▶

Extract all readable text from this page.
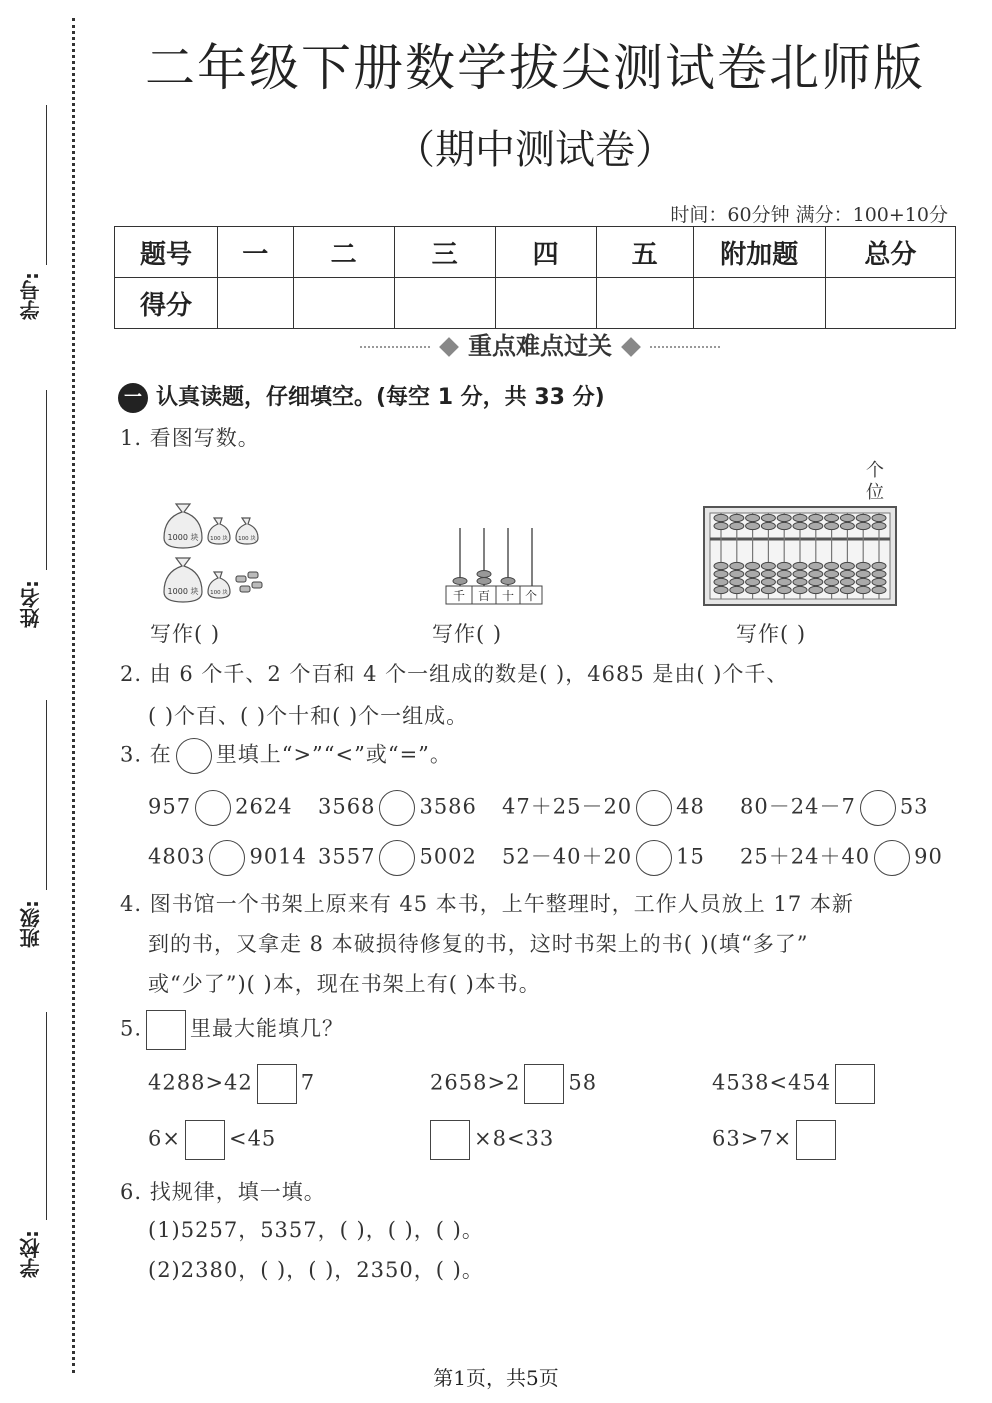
学号:
姓名:
班级:
学校:
二年级下册数学拔尖测试卷北师版
（期中测试卷）
时间：60分钟 满分：100+10分
题号	一	二	三	四	五	附加题	总分
得分							
重点难点过关
一 认真读题，仔细填空。(每空 1 分，共 33 分)
1. 看图写数。
1000 块 100 块 100 块
1000 块 100 块	千 百 十 个
个
位
写作( )	写作( )	写作( )
2. 由 6 个千、2 个百和 4 个一组成的数是( )，4685 是由( )个千、
( )个百、( )个十和( )个一组成。
3. 在 里填上“>”“<”或“=”。
957 2624 3568 3586 47＋25－20 48 80－24－7 53
4803 9014 3557 5002 52－40＋20 15 25＋24＋40 90
4. 图书馆一个书架上原来有 45 本书，上午整理时，工作人员放上 17 本新
到的书，又拿走 8 本破损待修复的书，这时书架上的书( )(填“多了”
或“少了”)( )本，现在书架上有( )本书。
5. 里最大能填几？
4288>42 7	2658>2 58	4538<454
6× <45	×8<33	63>7×
6. 找规律，填一填。
(1)5257，5357，( )，( )，( )。
(2)2380，( )，( )，2350，( )。
第1页，共5页
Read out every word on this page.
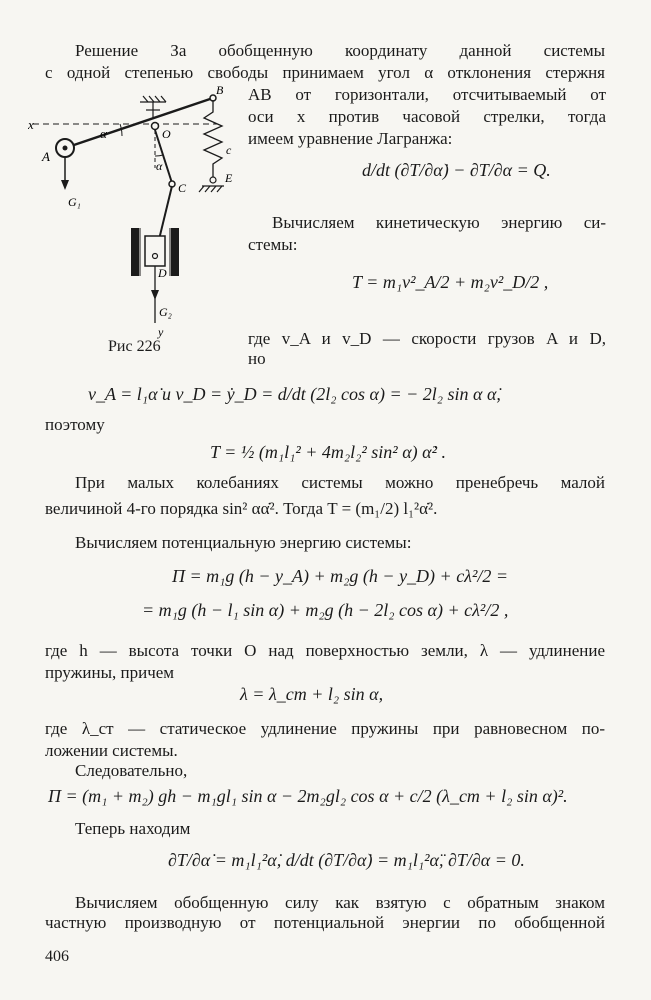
Решение За обобщенную координату данной системы
с одной степенью свободы принимаем угол α отклонения стержня
AB от горизонтали, отсчитываемый от
оси x против часовой стрелки, тогда
имеем уравнение Лагранжа:
d/dt (∂T/∂α̇) − ∂T/∂α = Q.
Вычисляем кинетическую энергию си-
стемы:
T = m₁v²_A/2 + m₂v²_D/2 ,
x
α
α
A
B
O
C
c
E
D
G₁
G₂
y
Рис 226	где v_A и v_D — скорости грузов A и D,
но
v_A = l₁α̇ и v_D = ẏ_D = d/dt (2l₂ cos α) = − 2l₂ sin α α̇,
поэтому
T = ½ (m₁l₁² + 4m₂l₂² sin² α) α̇² .
При малых колебаниях системы можно пренебречь малой
величиной 4-го порядка sin² αα̇². Тогда T = (m₁/2) l₁²α̇².
Вычисляем потенциальную энергию системы:
Π = m₁g (h − y_A) + m₂g (h − y_D) + cλ²/2 =
= m₁g (h − l₁ sin α) + m₂g (h − 2l₂ cos α) + cλ²/2 ,
где h — высота точки O над поверхностью земли, λ — удлинение
пружины, причем
λ = λ_ст + l₂ sin α,
где λ_ст — статическое удлинение пружины при равновесном по-
ложении системы.
Следовательно,
Π = (m₁ + m₂) gh − m₁gl₁ sin α − 2m₂gl₂ cos α + c/2 (λ_ст + l₂ sin α)².
Теперь находим
∂T/∂α̇ = m₁l₁²α̇, d/dt (∂T/∂α̇) = m₁l₁²α̈, ∂T/∂α = 0.
Вычисляем обобщенную силу как взятую с обратным знаком
частную производную от потенциальной энергии по обобщенной
406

◀

PROBLEM :: The pictures should not appear in the copy; every other part of the records above must be returned exactly.

SOLUTION TO THE PROBLEM ::
Extract all readable text from this page.
学号:
姓名:
班级:
学校:
二年级下册数学拔尖测试卷北师版
（期中测试卷）
时间：60分钟 满分：100+10分
题号	一	二	三	四	五	附加题	总分
得分							
重点难点过关
一 认真读题，仔细填空。(每空 1 分，共 33 分)
1. 看图写数。
1000 块 100 块 100 块
1000 块 100 块	千 百 十 个
个
位
写作( )	写作( )	写作( )
2. 由 6 个千、2 个百和 4 个一组成的数是( )，4685 是由( )个千、
( )个百、( )个十和( )个一组成。
3. 在 里填上“>”“<”或“=”。
957 2624 3568 3586 47＋25－20 48 80－24－7 53
4803 9014 3557 5002 52－40＋20 15 25＋24＋40 90
4. 图书馆一个书架上原来有 45 本书，上午整理时，工作人员放上 17 本新
到的书，又拿走 8 本破损待修复的书，这时书架上的书( )(填“多了”
或“少了”)( )本，现在书架上有( )本书。
5. 里最大能填几？
4288>42 7	2658>2 58	4538<454
6× <45	×8<33	63>7×
6. 找规律，填一填。
(1)5257，5357，( )，( )，( )。
(2)2380，( )，( )，2350，( )。
第1页，共5页
Read out every word on this page.
Решение За обобщенную координату данной системы
с одной степенью свободы принимаем угол α отклонения стержня
AB от горизонтали, отсчитываемый от
оси x против часовой стрелки, тогда
имеем уравнение Лагранжа:
d/dt (∂T/∂α̇) − ∂T/∂α = Q.
Вычисляем кинетическую энергию си-
стемы:
T = m₁v²_A/2 + m₂v²_D/2 ,
x
α
α
A
B
O
C
c
E
D
G₁
G₂
y
Рис 226	где v_A и v_D — скорости грузов A и D,
но
v_A = l₁α̇ и v_D = ẏ_D = d/dt (2l₂ cos α) = − 2l₂ sin α α̇,
поэтому
T = ½ (m₁l₁² + 4m₂l₂² sin² α) α̇² .
При малых колебаниях системы можно пренебречь малой
величиной 4-го порядка sin² αα̇². Тогда T = (m₁/2) l₁²α̇².
Вычисляем потенциальную энергию системы:
Π = m₁g (h − y_A) + m₂g (h − y_D) + cλ²/2 =
= m₁g (h − l₁ sin α) + m₂g (h − 2l₂ cos α) + cλ²/2 ,
где h — высота точки O над поверхностью земли, λ — удлинение
пружины, причем
λ = λ_ст + l₂ sin α,
где λ_ст — статическое удлинение пружины при равновесном по-
ложении системы.
Следовательно,
Π = (m₁ + m₂) gh − m₁gl₁ sin α − 2m₂gl₂ cos α + c/2 (λ_ст + l₂ sin α)².
Теперь находим
∂T/∂α̇ = m₁l₁²α̇, d/dt (∂T/∂α̇) = m₁l₁²α̈, ∂T/∂α = 0.
Вычисляем обобщенную силу как взятую с обратным знаком
частную производную от потенциальной энергии по обобщенной
406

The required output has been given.